Keep only those lines of the records that include the string "tubes".

-- START --

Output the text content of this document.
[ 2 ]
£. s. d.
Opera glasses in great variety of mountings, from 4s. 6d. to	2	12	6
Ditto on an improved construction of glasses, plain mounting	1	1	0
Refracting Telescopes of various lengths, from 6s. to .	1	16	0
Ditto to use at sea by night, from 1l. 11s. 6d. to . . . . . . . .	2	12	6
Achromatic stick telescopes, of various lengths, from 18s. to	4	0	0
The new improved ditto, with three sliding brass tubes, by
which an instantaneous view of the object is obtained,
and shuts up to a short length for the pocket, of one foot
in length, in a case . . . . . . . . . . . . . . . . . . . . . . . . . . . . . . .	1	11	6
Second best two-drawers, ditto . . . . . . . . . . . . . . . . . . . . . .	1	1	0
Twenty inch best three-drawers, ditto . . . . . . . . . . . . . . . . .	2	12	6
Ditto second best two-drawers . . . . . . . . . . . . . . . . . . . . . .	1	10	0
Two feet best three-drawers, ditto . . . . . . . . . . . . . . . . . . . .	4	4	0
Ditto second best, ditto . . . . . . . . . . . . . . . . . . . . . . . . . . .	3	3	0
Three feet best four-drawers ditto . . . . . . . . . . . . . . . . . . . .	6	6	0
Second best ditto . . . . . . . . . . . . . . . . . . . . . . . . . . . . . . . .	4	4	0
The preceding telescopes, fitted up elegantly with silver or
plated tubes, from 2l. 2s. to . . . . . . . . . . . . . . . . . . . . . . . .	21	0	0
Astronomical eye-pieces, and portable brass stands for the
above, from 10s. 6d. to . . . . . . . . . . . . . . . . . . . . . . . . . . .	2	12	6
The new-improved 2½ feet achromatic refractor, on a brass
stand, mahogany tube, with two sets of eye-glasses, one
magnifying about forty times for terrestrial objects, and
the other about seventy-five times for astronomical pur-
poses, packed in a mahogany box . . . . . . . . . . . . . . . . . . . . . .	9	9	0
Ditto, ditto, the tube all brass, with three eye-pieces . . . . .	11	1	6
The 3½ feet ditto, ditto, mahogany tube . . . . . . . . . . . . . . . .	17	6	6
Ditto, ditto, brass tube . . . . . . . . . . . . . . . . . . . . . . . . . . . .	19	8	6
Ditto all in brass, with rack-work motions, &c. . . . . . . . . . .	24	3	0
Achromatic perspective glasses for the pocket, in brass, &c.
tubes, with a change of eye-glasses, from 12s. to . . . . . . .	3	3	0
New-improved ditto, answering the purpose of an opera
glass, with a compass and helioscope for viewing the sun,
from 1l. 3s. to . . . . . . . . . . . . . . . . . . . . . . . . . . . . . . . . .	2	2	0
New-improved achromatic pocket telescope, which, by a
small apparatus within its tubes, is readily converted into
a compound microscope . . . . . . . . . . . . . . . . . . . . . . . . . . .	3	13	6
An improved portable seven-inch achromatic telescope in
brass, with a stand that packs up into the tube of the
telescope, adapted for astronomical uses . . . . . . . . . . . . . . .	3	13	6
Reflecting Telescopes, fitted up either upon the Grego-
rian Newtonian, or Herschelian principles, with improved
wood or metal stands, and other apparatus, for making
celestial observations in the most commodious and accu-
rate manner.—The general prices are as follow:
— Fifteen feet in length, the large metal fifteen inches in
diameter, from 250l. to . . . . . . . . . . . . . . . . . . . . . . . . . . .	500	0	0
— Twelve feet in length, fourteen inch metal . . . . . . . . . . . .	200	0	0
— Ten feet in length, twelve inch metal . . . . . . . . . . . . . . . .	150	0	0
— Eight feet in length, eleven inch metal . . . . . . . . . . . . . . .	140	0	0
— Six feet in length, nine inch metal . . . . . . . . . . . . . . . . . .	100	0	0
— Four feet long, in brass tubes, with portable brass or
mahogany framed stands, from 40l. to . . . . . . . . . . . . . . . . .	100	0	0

-- END --

▸ ANSWER TO THIS PROBLEM:
The new improved ditto, with three sliding brass tubes, by
plated tubes, from 2l. 2s. to . . . . . . . . . . . . . . . . . . . . . . . .	21	0	0
tubes, with a change of eye-glasses, from 12s. to . . . . . . .	3	3	0
small apparatus within its tubes, is readily converted into
— Four feet long, in brass tubes, with portable brass or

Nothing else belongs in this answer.